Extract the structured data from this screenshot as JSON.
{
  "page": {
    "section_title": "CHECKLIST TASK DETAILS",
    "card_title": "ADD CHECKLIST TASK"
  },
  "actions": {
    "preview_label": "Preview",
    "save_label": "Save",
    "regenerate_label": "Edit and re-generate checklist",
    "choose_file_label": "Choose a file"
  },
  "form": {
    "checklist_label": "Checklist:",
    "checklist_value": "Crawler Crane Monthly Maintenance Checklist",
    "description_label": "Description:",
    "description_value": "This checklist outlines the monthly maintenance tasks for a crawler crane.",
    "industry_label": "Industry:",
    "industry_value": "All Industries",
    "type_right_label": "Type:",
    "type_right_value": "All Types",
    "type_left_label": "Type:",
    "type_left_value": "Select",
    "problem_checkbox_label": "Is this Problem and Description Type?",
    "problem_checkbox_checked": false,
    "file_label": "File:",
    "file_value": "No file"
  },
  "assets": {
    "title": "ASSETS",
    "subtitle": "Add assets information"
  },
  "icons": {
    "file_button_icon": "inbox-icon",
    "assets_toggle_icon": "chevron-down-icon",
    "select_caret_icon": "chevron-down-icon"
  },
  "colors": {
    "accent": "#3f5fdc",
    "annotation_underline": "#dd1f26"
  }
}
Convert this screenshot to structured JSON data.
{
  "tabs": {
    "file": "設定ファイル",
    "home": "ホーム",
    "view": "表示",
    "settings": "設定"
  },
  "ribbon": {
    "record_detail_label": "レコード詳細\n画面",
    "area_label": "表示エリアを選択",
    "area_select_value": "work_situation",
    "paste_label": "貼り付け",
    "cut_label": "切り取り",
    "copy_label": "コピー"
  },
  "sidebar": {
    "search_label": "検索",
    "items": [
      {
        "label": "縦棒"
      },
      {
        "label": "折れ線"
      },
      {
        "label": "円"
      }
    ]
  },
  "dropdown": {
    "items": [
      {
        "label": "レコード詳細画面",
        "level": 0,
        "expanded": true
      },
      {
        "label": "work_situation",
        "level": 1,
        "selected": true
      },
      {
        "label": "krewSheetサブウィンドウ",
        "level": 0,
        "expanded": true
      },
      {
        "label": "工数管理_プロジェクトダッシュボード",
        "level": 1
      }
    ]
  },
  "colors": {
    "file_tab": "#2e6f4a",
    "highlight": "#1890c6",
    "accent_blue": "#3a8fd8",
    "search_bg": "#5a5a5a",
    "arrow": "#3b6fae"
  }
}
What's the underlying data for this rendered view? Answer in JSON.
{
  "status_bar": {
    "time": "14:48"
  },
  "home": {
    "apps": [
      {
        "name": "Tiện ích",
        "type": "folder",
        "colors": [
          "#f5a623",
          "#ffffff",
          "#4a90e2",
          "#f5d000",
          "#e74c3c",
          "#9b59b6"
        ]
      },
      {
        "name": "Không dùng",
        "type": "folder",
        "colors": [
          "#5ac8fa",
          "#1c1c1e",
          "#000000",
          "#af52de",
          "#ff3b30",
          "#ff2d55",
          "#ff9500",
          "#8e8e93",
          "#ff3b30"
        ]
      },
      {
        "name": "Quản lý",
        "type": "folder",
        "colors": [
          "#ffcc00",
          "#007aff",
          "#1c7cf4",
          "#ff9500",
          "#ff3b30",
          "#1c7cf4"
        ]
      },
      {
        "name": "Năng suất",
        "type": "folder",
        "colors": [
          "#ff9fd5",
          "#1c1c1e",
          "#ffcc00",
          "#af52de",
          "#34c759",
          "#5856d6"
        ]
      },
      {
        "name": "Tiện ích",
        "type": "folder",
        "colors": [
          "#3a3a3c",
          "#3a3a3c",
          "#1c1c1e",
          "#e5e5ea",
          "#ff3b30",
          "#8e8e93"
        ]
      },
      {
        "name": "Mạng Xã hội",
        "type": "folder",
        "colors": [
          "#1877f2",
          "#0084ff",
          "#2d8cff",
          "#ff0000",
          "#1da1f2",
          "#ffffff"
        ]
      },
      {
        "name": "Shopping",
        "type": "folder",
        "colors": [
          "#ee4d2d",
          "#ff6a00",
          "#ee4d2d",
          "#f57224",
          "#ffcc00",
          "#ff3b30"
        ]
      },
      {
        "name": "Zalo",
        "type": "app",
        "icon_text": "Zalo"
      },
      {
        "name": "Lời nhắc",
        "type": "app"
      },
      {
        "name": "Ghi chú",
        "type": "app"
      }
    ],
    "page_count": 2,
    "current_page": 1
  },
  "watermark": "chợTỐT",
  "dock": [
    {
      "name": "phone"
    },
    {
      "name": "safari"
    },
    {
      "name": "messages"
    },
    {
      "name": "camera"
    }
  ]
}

____

Using the listing above, pick out each line that contains the word "JSON", then copy it.

Extract the structured data from this screenshot as JSON.
Convert this screenshot to structured JSON data.
What's the underlying data for this rendered view? Answer in JSON.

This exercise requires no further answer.